_Source extract_
━━━━━━━━━━━━━━━━

When running container with non-root user (of course having fsGroup/supplementalGroups to 1000 to match jnlp slave GUID) getting the following error:
process apparently never started in /home/jenkins/agent/workspace/ure-xxx-terraform-module_PR-1@tmp/durable-79996fba
(running Jenkins temporarily with -Dorg.jenkinsci.plugins.durabletask.BourneShellScript.LAUNCH_DIAGNOSTICS=true might make the problem clearer)
Doing that reveals:
LAUNCHER: open /home/jenkins/agent/workspace/ure-xxx-terraform-module_PR-1@tmp/durable-cc0559df/jenkins-log.txt: permission denied
I know there's a lot of similar issues being reported recently, but this one is different and not related to the workingDir in jnlp slave. I am using jenkins/jnlp-slave:3.35-5-alpine image and have workingDir correctly defaulting to /home/jenkins/agent.

━━━━━━━━━━━━━━━━

_Action item 1_
Rewrite the Jenkins error report between "When running container" and "the problem clearer)", inclusive, putting "unprivileged user" wherever "non-root user" appears.
_Action item 2_
Continue the Jenkins error report from the point where it stops.

━━━━━━━━━━━━━━━━

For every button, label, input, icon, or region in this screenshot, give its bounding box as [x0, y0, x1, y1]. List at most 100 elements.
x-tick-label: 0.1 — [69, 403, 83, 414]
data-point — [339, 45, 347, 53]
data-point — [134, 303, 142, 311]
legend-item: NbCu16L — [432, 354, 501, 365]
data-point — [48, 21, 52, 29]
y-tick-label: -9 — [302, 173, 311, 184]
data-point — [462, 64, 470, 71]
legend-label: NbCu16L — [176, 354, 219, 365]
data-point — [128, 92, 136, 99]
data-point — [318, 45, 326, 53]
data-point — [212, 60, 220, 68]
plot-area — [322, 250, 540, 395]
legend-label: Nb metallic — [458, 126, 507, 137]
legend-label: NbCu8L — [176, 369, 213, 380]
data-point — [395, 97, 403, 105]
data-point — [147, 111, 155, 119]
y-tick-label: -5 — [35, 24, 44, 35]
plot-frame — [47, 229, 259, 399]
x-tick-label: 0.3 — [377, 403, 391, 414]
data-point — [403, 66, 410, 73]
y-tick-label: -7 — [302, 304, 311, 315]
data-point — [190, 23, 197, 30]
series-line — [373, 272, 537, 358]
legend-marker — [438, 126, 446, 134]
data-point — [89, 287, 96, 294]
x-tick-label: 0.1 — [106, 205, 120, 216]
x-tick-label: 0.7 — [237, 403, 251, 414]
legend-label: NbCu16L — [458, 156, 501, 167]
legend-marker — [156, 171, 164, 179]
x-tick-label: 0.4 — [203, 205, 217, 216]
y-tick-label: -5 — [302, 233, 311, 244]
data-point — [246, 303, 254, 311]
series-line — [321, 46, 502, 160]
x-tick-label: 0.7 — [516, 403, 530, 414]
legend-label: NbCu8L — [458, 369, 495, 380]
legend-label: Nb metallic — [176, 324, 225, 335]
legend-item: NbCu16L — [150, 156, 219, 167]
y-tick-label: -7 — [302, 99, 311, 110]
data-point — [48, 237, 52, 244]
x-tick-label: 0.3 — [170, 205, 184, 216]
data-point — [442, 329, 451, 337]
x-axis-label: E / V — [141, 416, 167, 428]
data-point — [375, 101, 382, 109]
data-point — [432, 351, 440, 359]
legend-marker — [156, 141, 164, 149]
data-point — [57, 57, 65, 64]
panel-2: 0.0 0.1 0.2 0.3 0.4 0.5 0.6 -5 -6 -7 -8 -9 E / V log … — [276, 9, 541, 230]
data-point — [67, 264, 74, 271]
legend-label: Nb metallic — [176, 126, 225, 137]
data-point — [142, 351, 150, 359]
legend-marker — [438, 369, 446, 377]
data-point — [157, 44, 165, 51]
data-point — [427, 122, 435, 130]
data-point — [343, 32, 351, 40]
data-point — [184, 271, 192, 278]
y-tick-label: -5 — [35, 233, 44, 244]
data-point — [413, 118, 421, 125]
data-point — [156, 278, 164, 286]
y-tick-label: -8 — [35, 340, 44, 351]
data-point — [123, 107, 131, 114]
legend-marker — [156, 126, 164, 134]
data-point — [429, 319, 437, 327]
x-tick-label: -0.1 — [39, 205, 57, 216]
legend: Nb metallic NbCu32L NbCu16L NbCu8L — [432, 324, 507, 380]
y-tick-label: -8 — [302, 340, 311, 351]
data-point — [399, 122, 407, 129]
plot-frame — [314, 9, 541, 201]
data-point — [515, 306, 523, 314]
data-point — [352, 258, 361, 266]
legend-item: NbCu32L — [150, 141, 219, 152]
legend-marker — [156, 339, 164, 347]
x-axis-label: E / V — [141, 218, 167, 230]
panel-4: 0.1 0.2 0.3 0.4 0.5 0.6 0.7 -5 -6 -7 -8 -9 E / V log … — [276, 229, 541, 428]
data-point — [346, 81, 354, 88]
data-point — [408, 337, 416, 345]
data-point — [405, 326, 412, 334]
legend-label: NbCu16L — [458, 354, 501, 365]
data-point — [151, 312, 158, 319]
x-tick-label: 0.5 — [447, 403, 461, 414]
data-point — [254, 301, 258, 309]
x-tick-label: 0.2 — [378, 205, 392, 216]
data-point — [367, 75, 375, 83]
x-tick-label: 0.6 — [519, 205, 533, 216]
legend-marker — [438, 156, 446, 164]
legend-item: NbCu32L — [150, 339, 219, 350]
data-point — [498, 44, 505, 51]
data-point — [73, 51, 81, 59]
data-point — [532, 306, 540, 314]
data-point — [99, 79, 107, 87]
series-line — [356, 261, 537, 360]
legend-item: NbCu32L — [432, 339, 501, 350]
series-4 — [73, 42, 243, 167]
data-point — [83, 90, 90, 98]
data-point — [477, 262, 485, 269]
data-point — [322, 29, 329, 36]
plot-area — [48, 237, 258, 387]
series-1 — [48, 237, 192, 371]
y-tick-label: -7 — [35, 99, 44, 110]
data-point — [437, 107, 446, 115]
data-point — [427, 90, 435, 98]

━━━━━━━━━━━━━━━━

_Response 1_
When running container with unprivileged user (of course having fsGroup/supplementalGroups to 1000 to match jnlp slave GUID) getting the following error:
process apparently never started in /home/jenkins/agent/workspace/ure-xxx-terraform-module_PR-1@tmp/durable-79996fba
(running Jenkins temporarily with -Dorg.jenkinsci.plugins.durabletask.BourneShellScript.LAUNCH_DIAGNOSTICS=true might make the problem clearer)

_Response 2_
I've seen mainly two suggested workarounds to the issue - change user/group in the container and use runAsUser in pod definition. None of this is relevant. To build a flexible CICD you want users to have an ability to specify a dockerhub image (well, at least a tag to whitelisted images) so change of image is not viable. Adding runAsUser: 1000 might work in some limited cases but in reality not viable either. A lot of stuff (let's start with git client) will complain the user for that UID doesn't exist and crash.
Just to summarize, expected behaviour would be: as long as
securityContext: fsGroup: 1000 supplementalGroups: - 1000
is set on the pod, using containers with non-root and non-/home/jenkins home should work just fine like they used to.
I found another workaround, which is applying this on jnlp container:
command: - /bin/bash args: - "-c" - "umask 002; jenkins-agent"
But I would imagine it wouldn't be secure? Or is it not?